TASK PROMPT. Reproduce all of the material exactly as shown.

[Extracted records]
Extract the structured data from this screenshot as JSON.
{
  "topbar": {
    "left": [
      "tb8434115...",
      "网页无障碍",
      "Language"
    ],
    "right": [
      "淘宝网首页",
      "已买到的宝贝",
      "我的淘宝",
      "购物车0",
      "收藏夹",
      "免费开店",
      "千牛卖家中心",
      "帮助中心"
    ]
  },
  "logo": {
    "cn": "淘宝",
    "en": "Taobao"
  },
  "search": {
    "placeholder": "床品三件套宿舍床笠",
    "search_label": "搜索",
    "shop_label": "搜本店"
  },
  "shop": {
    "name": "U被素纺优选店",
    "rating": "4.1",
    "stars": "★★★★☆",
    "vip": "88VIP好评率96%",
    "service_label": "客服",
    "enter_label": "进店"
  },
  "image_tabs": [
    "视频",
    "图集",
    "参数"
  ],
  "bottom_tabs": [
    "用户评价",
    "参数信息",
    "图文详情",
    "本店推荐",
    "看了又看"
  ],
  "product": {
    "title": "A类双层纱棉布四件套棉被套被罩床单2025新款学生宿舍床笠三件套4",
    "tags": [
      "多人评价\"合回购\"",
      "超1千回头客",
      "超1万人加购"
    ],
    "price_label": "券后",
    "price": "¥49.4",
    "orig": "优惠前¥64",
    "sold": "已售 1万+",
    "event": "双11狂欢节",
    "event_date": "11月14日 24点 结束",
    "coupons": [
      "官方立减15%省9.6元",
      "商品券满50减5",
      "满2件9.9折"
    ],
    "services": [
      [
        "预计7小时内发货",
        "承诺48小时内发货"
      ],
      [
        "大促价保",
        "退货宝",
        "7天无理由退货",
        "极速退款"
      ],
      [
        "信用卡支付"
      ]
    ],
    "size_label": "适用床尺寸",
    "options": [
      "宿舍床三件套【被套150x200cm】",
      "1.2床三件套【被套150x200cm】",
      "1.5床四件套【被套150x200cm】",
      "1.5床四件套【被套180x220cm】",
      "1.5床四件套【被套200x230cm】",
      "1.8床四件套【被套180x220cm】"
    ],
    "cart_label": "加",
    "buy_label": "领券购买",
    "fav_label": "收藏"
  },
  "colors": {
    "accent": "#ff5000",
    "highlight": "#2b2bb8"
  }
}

COMPLETE ANSWER.
Extract the structured data from this screenshot as JSON.
{
  "topbar": {
    "left": [
      "tb8434115...",
      "网页无障碍",
      "Language"
    ],
    "right": [
      "淘宝网首页",
      "已买到的宝贝",
      "我的淘宝",
      "购物车0",
      "收藏夹",
      "免费开店",
      "千牛卖家中心",
      "帮助中心"
    ]
  },
  "logo": {
    "cn": "淘宝",
    "en": "Taobao"
  },
  "search": {
    "placeholder": "床品三件套宿舍床笠",
    "search_label": "搜索",
    "shop_label": "搜本店"
  },
  "shop": {
    "name": "U被素纺优选店",
    "rating": "4.1",
    "stars": "★★★★☆",
    "vip": "88VIP好评率96%",
    "service_label": "客服",
    "enter_label": "进店"
  },
  "image_tabs": [
    "视频",
    "图集",
    "参数"
  ],
  "bottom_tabs": [
    "用户评价",
    "参数信息",
    "图文详情",
    "本店推荐",
    "看了又看"
  ],
  "product": {
    "title": "A类双层纱棉布四件套棉被套被罩床单2025新款学生宿舍床笠三件套4",
    "tags": [
      "多人评价\"合回购\"",
      "超1千回头客",
      "超1万人加购"
    ],
    "price_label": "券后",
    "price": "¥49.4",
    "orig": "优惠前¥64",
    "sold": "已售 1万+",
    "event": "双11狂欢节",
    "event_date": "11月14日 24点 结束",
    "coupons": [
      "官方立减15%省9.6元",
      "商品券满50减5",
      "满2件9.9折"
    ],
    "services": [
      [
        "预计7小时内发货",
        "承诺48小时内发货"
      ],
      [
        "大促价保",
        "退货宝",
        "7天无理由退货",
        "极速退款"
      ],
      [
        "信用卡支付"
      ]
    ],
    "size_label": "适用床尺寸",
    "options": [
      "宿舍床三件套【被套150x200cm】",
      "1.2床三件套【被套150x200cm】",
      "1.5床四件套【被套150x200cm】",
      "1.5床四件套【被套180x220cm】",
      "1.5床四件套【被套200x230cm】",
      "1.8床四件套【被套180x220cm】"
    ],
    "cart_label": "加",
    "buy_label": "领券购买",
    "fav_label": "收藏"
  },
  "colors": {
    "accent": "#ff5000",
    "highlight": "#2b2bb8"
  }
}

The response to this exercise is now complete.